▸ The problem
Check every line of the entries for "Accordo", and copy the lines that hold it.

▸ Excerpted data
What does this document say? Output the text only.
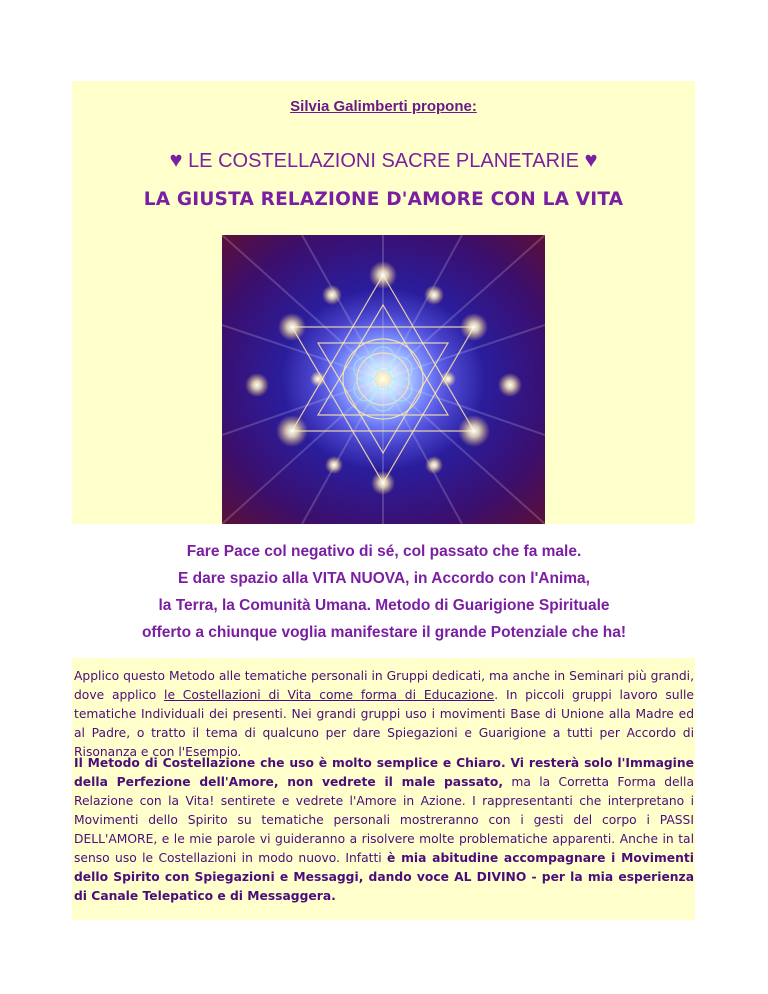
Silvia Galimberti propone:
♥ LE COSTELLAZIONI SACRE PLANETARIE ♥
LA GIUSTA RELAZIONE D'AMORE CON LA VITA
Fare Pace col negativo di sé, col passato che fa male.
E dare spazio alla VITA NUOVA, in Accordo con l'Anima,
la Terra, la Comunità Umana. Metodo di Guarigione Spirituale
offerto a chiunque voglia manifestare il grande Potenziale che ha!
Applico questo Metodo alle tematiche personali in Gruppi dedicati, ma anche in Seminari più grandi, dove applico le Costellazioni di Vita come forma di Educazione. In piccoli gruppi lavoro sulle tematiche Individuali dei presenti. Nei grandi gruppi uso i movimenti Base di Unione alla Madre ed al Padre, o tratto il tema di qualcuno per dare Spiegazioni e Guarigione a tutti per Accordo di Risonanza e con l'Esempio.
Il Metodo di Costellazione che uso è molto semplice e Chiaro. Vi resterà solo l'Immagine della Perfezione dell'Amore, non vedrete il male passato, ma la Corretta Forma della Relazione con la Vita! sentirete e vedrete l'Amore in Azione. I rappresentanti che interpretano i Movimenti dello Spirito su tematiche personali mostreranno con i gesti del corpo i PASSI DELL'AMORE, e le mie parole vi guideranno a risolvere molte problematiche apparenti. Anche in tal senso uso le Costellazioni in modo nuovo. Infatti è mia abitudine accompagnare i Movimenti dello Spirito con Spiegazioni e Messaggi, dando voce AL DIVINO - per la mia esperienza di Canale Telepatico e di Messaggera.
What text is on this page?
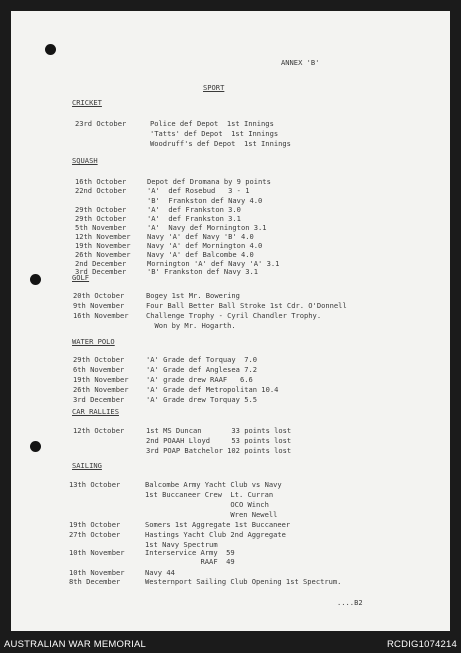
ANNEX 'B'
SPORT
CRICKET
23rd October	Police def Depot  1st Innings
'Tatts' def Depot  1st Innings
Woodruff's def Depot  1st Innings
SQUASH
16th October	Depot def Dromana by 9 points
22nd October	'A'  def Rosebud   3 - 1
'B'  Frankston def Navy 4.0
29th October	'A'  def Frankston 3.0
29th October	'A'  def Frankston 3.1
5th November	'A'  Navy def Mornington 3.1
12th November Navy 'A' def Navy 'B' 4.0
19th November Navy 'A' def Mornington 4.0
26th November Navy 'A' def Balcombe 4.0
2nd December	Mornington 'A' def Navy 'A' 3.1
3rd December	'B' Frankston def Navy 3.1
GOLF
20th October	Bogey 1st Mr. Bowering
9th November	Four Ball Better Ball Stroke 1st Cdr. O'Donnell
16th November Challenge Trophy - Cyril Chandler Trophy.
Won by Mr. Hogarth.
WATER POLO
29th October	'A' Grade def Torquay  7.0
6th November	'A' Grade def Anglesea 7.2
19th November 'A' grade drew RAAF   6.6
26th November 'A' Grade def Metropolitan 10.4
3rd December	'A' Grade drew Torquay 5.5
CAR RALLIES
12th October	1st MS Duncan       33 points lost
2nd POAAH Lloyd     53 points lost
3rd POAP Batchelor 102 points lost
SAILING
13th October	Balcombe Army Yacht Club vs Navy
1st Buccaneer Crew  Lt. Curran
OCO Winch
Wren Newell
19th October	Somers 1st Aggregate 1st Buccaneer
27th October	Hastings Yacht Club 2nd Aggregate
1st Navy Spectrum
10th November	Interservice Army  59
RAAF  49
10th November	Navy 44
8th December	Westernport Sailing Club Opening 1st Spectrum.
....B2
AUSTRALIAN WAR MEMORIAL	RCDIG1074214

▸ Answer to this problem
E dare spazio alla VITA NUOVA, in Accordo con l'Anima,
Applico questo Metodo alle tematiche personali in Gruppi dedicati, ma anche in Seminari più grandi, dove applico le Costellazioni di Vita come forma di Educazione. In piccoli gruppi lavoro sulle tematiche Individuali dei presenti. Nei grandi gruppi uso i movimenti Base di Unione alla Madre ed al Padre, o tratto il tema di qualcuno per dare Spiegazioni e Guarigione a tutti per Accordo di Risonanza e con l'Esempio.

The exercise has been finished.